● SHORT PROBLEM
Take every line from the material that has the word "life" in it.

○ ○ ○ ○ ○

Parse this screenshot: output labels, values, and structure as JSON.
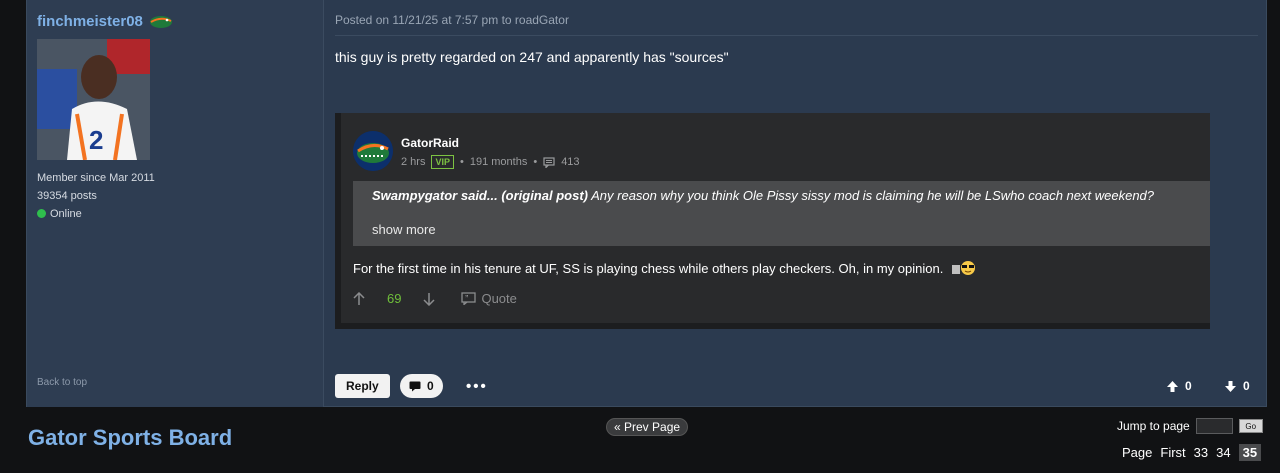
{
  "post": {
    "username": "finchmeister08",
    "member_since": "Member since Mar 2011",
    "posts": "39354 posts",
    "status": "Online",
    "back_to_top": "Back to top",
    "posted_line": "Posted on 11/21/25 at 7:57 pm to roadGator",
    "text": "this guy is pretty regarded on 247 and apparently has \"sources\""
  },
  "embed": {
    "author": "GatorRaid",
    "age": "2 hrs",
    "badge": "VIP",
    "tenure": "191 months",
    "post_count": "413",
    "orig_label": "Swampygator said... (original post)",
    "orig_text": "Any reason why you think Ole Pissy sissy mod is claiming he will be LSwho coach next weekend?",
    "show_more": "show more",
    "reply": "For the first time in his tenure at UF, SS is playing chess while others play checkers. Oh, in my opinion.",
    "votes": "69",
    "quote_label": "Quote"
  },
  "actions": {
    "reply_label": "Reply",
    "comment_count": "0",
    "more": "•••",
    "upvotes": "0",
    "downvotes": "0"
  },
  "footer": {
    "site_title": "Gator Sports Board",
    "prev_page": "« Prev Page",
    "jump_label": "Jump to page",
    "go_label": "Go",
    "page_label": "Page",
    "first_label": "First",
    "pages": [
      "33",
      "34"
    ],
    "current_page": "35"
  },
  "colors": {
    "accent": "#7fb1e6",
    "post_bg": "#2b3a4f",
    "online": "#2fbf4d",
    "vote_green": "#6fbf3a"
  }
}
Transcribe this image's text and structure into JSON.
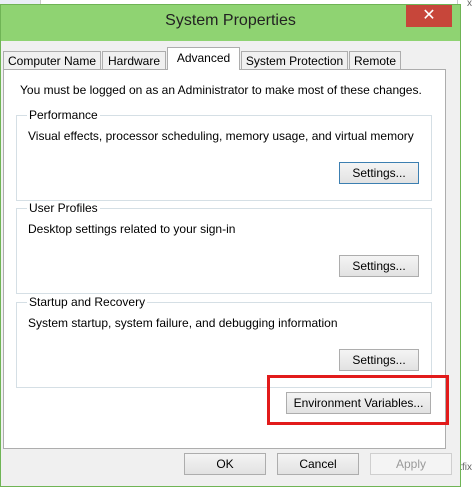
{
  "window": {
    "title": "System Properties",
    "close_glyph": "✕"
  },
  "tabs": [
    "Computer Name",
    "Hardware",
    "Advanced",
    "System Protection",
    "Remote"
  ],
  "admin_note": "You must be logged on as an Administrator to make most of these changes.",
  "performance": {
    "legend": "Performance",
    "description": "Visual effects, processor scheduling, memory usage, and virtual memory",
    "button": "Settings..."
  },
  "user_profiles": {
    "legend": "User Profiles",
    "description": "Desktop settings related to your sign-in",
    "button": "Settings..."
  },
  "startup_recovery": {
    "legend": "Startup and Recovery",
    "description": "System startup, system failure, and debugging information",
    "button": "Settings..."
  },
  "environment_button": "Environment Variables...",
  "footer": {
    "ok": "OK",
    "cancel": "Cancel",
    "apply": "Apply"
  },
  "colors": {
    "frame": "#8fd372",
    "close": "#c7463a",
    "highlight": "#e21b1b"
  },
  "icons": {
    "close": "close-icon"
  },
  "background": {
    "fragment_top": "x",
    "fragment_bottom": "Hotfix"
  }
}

○ ○ ○ ○ ○

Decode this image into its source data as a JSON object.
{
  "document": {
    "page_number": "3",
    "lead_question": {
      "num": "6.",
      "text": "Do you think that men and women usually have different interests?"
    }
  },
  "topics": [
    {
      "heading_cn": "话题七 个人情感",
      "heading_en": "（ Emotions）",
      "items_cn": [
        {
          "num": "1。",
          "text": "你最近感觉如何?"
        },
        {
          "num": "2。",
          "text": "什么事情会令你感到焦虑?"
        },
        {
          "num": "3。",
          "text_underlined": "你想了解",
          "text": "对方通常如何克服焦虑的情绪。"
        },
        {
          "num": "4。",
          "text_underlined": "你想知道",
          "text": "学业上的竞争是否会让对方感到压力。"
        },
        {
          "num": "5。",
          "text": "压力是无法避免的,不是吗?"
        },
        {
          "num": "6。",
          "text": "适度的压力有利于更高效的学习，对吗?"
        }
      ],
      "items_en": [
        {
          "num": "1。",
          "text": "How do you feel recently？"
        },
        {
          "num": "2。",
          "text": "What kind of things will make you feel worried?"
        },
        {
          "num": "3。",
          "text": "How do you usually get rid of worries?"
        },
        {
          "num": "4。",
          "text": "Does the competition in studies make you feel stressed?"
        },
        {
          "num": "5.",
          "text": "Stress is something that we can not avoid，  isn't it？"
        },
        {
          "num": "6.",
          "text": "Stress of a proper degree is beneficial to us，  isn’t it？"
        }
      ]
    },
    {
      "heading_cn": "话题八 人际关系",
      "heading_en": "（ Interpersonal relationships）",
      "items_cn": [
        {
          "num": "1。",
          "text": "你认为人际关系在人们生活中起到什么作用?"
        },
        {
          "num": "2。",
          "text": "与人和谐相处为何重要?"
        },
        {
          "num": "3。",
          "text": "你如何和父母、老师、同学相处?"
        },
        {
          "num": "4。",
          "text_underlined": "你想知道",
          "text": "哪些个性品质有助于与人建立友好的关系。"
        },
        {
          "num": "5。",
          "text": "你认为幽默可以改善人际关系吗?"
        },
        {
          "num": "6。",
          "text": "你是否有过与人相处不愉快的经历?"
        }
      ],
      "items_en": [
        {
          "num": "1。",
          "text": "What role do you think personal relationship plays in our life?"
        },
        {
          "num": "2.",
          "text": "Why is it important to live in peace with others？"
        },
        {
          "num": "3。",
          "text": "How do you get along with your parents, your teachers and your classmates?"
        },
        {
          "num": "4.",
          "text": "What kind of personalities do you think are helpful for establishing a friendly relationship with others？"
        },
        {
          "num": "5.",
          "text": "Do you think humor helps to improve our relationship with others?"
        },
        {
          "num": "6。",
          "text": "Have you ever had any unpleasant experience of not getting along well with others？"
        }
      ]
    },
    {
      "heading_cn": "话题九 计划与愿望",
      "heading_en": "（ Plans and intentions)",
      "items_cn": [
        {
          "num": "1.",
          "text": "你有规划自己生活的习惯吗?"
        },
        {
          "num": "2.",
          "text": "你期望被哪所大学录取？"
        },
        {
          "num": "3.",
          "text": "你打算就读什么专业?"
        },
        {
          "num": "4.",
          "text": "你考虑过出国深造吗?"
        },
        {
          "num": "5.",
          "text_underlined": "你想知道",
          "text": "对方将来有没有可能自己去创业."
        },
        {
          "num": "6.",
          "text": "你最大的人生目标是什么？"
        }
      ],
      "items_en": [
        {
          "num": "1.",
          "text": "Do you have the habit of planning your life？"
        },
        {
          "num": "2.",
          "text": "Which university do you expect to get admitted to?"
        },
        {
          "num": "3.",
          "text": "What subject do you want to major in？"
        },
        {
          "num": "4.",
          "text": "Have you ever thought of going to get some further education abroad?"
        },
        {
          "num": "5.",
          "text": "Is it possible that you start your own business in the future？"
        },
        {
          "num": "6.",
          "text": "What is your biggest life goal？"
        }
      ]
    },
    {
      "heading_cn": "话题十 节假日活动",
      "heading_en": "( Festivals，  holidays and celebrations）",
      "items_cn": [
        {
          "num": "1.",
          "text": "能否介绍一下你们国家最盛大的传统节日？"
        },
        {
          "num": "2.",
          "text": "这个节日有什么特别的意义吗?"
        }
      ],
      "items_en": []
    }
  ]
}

○ ○ ○ ○ ○

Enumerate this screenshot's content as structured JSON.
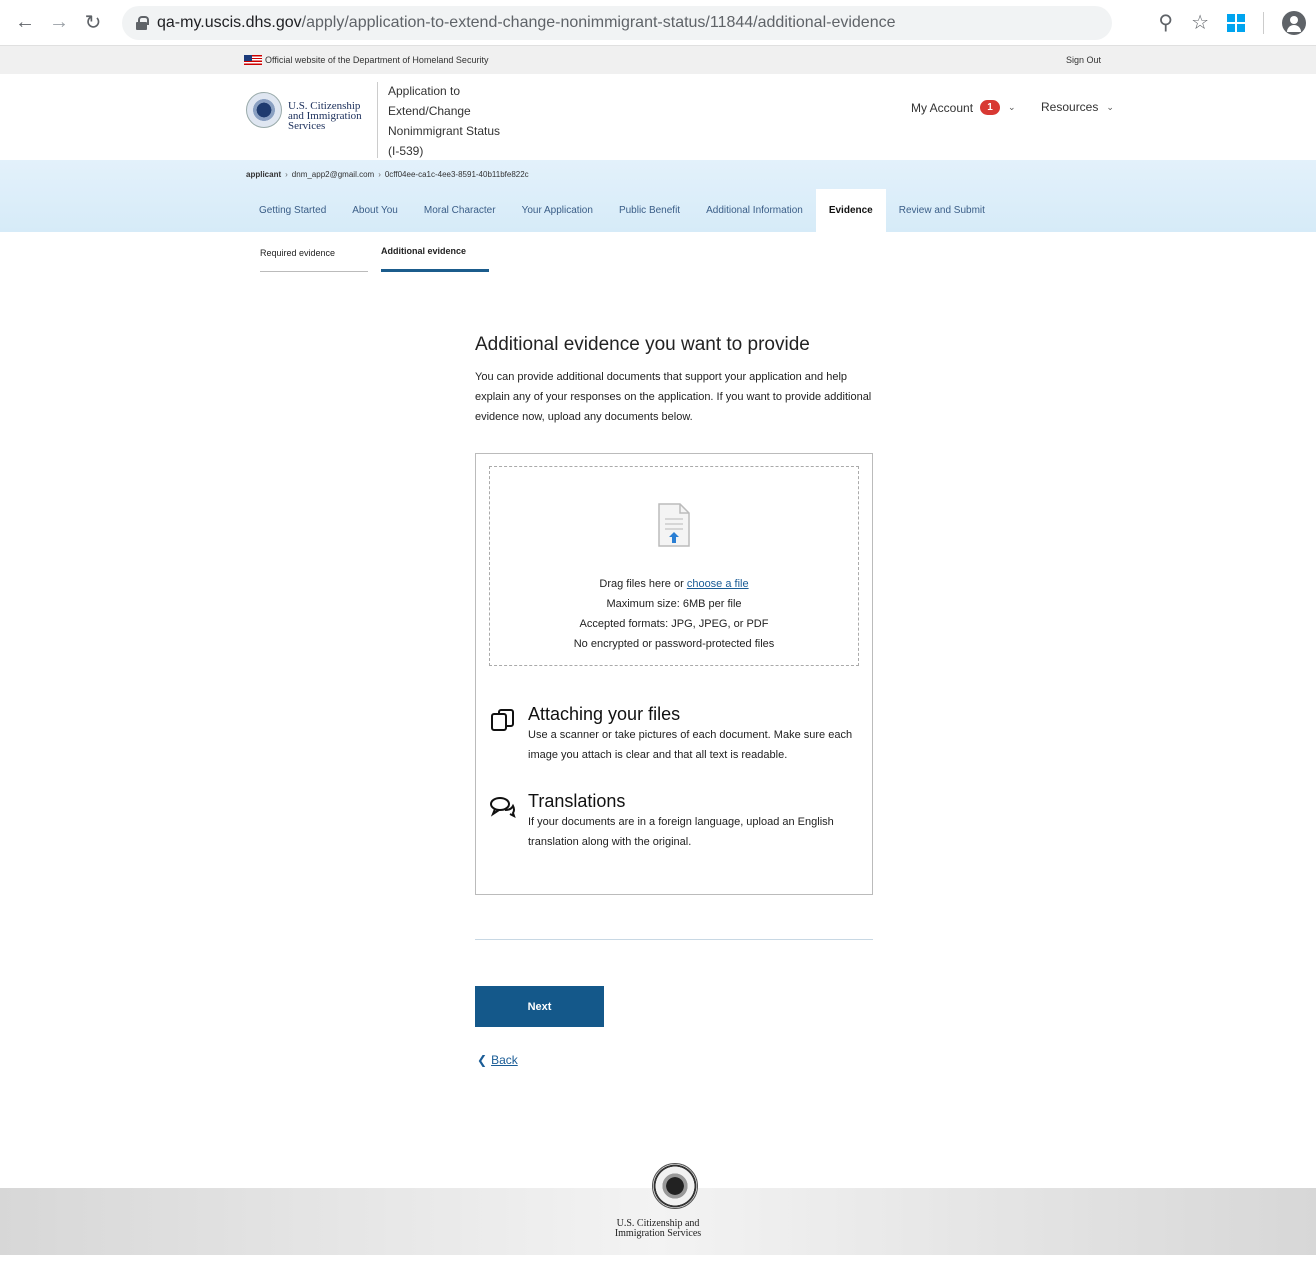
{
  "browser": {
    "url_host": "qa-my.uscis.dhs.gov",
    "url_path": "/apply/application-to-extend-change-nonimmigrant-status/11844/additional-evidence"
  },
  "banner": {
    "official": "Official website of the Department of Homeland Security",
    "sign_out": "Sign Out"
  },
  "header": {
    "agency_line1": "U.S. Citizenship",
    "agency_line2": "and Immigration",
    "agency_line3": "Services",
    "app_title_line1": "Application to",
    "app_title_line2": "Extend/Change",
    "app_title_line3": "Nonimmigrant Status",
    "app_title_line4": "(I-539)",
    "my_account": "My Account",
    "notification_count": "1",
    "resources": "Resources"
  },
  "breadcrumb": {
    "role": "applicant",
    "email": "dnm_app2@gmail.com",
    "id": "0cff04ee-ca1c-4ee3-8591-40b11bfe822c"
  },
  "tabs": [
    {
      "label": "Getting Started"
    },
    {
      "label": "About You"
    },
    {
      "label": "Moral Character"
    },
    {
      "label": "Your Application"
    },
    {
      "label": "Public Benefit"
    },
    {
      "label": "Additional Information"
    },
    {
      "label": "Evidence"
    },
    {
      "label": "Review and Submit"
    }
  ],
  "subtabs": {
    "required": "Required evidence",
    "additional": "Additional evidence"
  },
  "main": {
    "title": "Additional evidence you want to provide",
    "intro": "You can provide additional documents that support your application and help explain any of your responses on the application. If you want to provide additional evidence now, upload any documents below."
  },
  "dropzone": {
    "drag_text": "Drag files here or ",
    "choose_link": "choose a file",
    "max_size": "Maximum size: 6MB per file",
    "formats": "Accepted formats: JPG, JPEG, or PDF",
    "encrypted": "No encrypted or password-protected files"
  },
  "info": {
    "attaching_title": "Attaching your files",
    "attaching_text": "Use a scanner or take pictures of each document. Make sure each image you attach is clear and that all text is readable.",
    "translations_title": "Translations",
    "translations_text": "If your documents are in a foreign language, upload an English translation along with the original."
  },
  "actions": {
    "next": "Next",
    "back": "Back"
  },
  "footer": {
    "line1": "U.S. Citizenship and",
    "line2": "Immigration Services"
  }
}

○ ○ ○ ○ ○

● WRITTEN SOLUTION
          "text": "What role do you think personal relationship plays in our life?"
          "text": "Do you have the habit of planning your life？"
          "text": "What is your biggest life goal？"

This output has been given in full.